%%

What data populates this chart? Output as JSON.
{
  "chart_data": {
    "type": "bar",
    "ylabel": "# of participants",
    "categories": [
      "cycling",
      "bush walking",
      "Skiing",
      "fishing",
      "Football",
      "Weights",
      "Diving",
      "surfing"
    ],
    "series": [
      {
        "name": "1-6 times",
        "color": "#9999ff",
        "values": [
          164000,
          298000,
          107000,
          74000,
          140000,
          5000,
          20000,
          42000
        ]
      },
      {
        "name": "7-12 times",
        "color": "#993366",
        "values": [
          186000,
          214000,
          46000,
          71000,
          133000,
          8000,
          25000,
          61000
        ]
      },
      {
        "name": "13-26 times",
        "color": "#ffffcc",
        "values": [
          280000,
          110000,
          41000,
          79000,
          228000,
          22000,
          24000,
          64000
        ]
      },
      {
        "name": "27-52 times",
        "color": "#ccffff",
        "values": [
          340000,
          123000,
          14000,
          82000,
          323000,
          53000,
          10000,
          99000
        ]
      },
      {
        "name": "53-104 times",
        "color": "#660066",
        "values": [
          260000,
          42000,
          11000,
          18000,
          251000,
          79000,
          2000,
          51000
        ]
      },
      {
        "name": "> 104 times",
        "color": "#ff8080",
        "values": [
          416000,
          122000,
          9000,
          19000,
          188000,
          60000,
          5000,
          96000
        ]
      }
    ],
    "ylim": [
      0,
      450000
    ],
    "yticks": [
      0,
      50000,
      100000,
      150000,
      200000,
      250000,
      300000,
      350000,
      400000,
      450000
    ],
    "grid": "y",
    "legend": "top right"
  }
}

%%

Problem description:
State the number of lines that contain the string "color", with no other words.

Complete answer:
6